● Directions:
Write out, word for word, the part of the YuppieWorld text starting with "YuppieWorld has electric" and going on through "even Yuppie Pets!!!".

● Text provided:
- - - - - - -

WELCOME TO YUPPIEWORLD
MONTPELIER, VERMONT’S NEW THEME PARK!!
Yes, friends, it’s finally here! Thanks to Montpelier Alive and a special grant approved by Gov. Shumlin, Montpelier is pleased to host the long awaited Theme Park that has been in the works since 1986, the year when the fruits of the Great Yuppie Migration from New Jersey, New York, and Connecticut began to ripen and change Vermont’s drab and backward environment and sociology. When we saw literally hundreds and hundreds of the ‘new enlightened’ Vermonters take control of Zoning Boards, Planning Commissions, School Boards, Select Boards, and City Councils, and then begin their work in the State Legislature, and in non-profit groups, and in federally funded agencies for the poor, the elderly, the disabled, the migrant workers, the homeless, and, yes, don’t forget, the Farmers. Due to the changing complexion of our state that these ‘new’ Vermonters brought about, they have been networking for years to make Vermont the very first state in the nation to celebrate YuppieNess in all its forms. And now we have a very special place where Yuppies from Vermont and all over the nation can come to fest in the wonders of an enriched lifestyle–YuppieWorld!!!
YuppieWorld has electric bumper cars and the Windmill Whip for the kiddies! Expensive wine, cheese, and Ben & Jerry’s new fat-free, taste-free Yuppie Yogurt!! Expert speakers and displays on Meditation, Weight Loss, Buddhism, Global Warming, Power & Control, Single Payer Auto-Health Care Coverage For Your SUVs, Real Estate (with emphases on your neighbor’s property and the farmer’s down the road), Fashion, Micro-brews and Micro-management, Investments, and information on how and where you can get the latest Yuppie Vaccinations and sign-up for Yuppie Vaccinations Of The Future!! And dozens of mini-venues where you can buy and buy and buy!–Yuppie Clothes, Yuppie Self-Help Books, Yuppie Plants, and even Yuppie Pets!!!

- - - - - - -

● Data records:
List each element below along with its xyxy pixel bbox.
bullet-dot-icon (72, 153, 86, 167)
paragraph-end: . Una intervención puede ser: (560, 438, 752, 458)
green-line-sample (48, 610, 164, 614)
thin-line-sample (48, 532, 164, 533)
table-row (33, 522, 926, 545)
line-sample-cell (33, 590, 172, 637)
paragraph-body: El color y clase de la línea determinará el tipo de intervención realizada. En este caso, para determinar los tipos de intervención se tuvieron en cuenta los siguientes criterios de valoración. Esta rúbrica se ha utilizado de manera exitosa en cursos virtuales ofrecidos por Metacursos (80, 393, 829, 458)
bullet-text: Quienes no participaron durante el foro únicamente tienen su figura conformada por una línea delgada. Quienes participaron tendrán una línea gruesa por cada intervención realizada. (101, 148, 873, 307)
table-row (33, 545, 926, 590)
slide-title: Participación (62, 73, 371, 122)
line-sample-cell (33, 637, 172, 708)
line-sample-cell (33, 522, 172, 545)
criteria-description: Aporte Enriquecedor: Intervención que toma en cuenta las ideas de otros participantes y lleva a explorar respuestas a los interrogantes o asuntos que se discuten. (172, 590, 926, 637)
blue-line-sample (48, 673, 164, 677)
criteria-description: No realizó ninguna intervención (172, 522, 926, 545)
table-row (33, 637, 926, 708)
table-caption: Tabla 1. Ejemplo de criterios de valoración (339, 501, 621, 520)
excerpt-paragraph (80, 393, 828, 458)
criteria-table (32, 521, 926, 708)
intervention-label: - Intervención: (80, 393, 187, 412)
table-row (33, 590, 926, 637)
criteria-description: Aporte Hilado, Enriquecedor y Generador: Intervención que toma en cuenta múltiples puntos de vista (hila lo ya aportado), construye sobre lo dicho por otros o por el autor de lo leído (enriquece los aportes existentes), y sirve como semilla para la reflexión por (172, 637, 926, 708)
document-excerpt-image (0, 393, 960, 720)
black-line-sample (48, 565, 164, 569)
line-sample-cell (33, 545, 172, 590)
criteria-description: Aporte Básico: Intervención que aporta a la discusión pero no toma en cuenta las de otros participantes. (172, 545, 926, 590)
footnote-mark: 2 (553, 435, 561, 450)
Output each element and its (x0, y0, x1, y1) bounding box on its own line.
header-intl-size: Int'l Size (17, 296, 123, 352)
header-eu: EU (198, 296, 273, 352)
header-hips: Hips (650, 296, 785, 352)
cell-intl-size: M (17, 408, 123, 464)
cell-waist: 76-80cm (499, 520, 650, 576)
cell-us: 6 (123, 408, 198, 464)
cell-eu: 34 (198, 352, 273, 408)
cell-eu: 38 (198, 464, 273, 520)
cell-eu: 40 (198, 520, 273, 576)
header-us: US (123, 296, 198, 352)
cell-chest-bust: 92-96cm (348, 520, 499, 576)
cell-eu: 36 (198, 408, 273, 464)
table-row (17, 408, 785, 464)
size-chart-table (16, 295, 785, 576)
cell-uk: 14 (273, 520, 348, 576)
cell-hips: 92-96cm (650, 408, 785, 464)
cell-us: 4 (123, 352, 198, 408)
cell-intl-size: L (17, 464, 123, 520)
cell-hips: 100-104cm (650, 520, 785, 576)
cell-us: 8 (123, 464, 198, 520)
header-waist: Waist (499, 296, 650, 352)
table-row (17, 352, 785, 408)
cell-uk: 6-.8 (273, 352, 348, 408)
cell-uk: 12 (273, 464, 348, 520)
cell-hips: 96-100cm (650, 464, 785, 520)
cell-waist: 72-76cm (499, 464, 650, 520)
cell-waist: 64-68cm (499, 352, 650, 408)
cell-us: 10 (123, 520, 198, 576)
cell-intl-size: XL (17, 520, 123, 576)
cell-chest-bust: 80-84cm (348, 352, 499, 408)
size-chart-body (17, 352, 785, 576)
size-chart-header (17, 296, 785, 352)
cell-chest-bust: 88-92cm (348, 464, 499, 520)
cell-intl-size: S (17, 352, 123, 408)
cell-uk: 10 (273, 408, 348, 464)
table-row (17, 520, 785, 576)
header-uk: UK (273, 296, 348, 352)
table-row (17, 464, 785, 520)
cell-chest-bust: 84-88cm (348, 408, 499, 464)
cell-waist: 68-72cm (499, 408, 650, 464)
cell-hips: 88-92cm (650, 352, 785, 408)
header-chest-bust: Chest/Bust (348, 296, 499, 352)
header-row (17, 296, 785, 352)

- - - - - - -

● Exercise output:
YuppieWorld has electric bumper cars and the Windmill Whip for the kiddies! Expensive wine, cheese, and Ben & Jerry’s new fat-free, taste-free Yuppie Yogurt!! Expert speakers and displays on Meditation, Weight Loss, Buddhism, Global Warming, Power & Control, Single Payer Auto-Health Care Coverage For Your SUVs, Real Estate (with emphases on your neighbor’s property and the farmer’s down the road), Fashion, Micro-brews and Micro-management, Investments, and information on how and where you can get the latest Yuppie Vaccinations and sign-up for Yuppie Vaccinations Of The Future!! And dozens of mini-venues where you can buy and buy and buy!–Yuppie Clothes, Yuppie Self-Help Books, Yuppie Plants, and even Yuppie Pets!!!